- **TASK DETAILS**
All of the material below is to be restated word for word, apart from the pictures.

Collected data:
%%
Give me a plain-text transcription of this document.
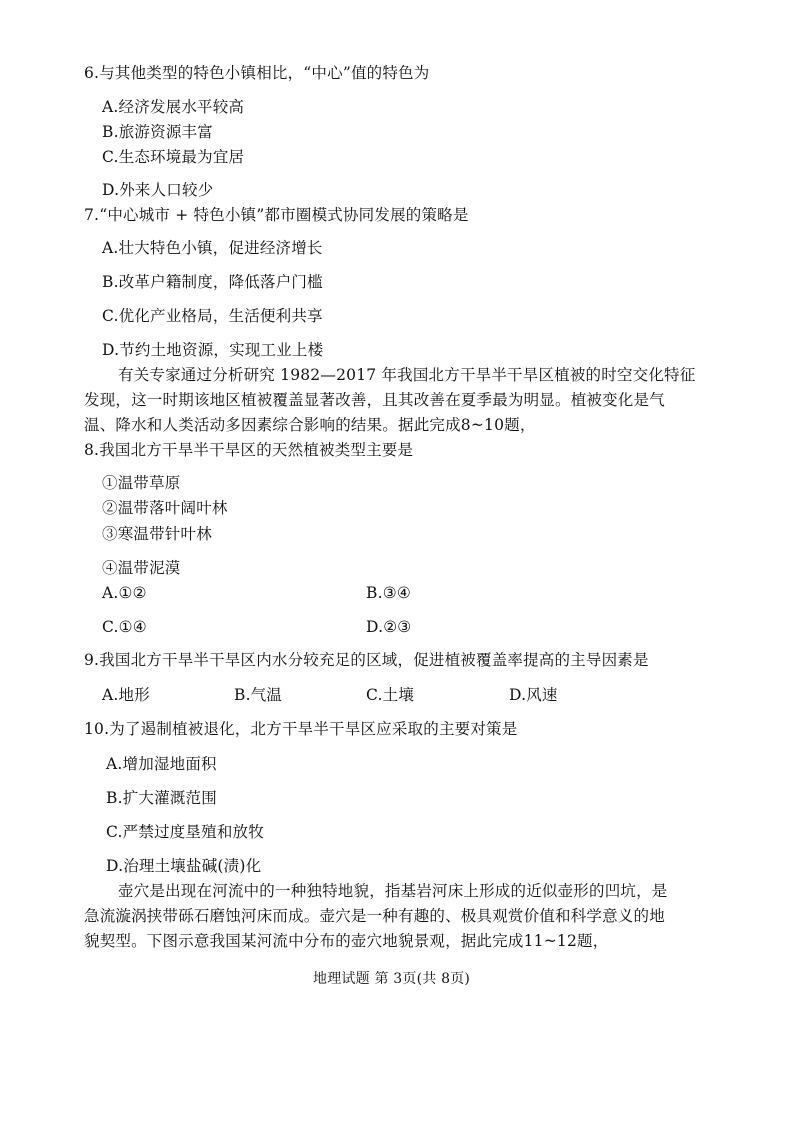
6.与其他类型的特色小镇相比，“中心”值的特色为
A.经济发展水平较高
B.旅游资源丰富
C.生态环境最为宜居
D.外来人口较少
7.“中心城市 + 特色小镇”都市圈模式协同发展的策略是
A.壮大特色小镇，促进经济增长
B.改革户籍制度，降低落户门槛
C.优化产业格局，生活便利共享
D.节约土地资源，实现工业上楼
有关专家通过分析研究 1982—2017 年我国北方干旱半干旱区植被的时空交化特征
发现，这一时期该地区植被覆盖显著改善，且其改善在夏季最为明显。植被变化是气
温、降水和人类活动多因素综合影响的结果。据此完成8~10题，
8.我国北方干旱半干旱区的天然植被类型主要是
①温带草原
②温带落叶阔叶林
③寒温带针叶林
④温带泥漠
A.①②	B.③④
C.①④	D.②③
9.我国北方干旱半干旱区内水分较充足的区域，促进植被覆盖率提高的主导因素是
A.地形	B.气温	C.土壤	D.风速
10.为了遏制植被退化，北方干旱半干旱区应采取的主要对策是
A.增加湿地面积
B.扩大灌溉范围
C.严禁过度垦殖和放牧
D.治理土壤盐碱(渍)化
壶穴是出现在河流中的一种独特地貌，指基岩河床上形成的近似壶形的凹坑，是
急流漩涡挟带砾石磨蚀河床而成。壶穴是一种有趣的、极具观赏价值和科学意义的地
貌契型。下图示意我国某河流中分布的壶穴地貌景观，据此完成11~12题，
地理试题 第 3页(共 8页)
%%
- **REPLY**
Give me a plain-text transcription of this document.
6.与其他类型的特色小镇相比，“中心”值的特色为
A.经济发展水平较高
B.旅游资源丰富
C.生态环境最为宜居
D.外来人口较少
7.“中心城市 + 特色小镇”都市圈模式协同发展的策略是
A.壮大特色小镇，促进经济增长
B.改革户籍制度，降低落户门槛
C.优化产业格局，生活便利共享
D.节约土地资源，实现工业上楼
有关专家通过分析研究 1982—2017 年我国北方干旱半干旱区植被的时空交化特征
发现，这一时期该地区植被覆盖显著改善，且其改善在夏季最为明显。植被变化是气
温、降水和人类活动多因素综合影响的结果。据此完成8~10题，
8.我国北方干旱半干旱区的天然植被类型主要是
①温带草原
②温带落叶阔叶林
③寒温带针叶林
④温带泥漠
A.①②	B.③④
C.①④	D.②③
9.我国北方干旱半干旱区内水分较充足的区域，促进植被覆盖率提高的主导因素是
A.地形	B.气温	C.土壤	D.风速
10.为了遏制植被退化，北方干旱半干旱区应采取的主要对策是
A.增加湿地面积
B.扩大灌溉范围
C.严禁过度垦殖和放牧
D.治理土壤盐碱(渍)化
壶穴是出现在河流中的一种独特地貌，指基岩河床上形成的近似壶形的凹坑，是
急流漩涡挟带砾石磨蚀河床而成。壶穴是一种有趣的、极具观赏价值和科学意义的地
貌契型。下图示意我国某河流中分布的壶穴地貌景观，据此完成11~12题，
地理试题 第 3页(共 8页)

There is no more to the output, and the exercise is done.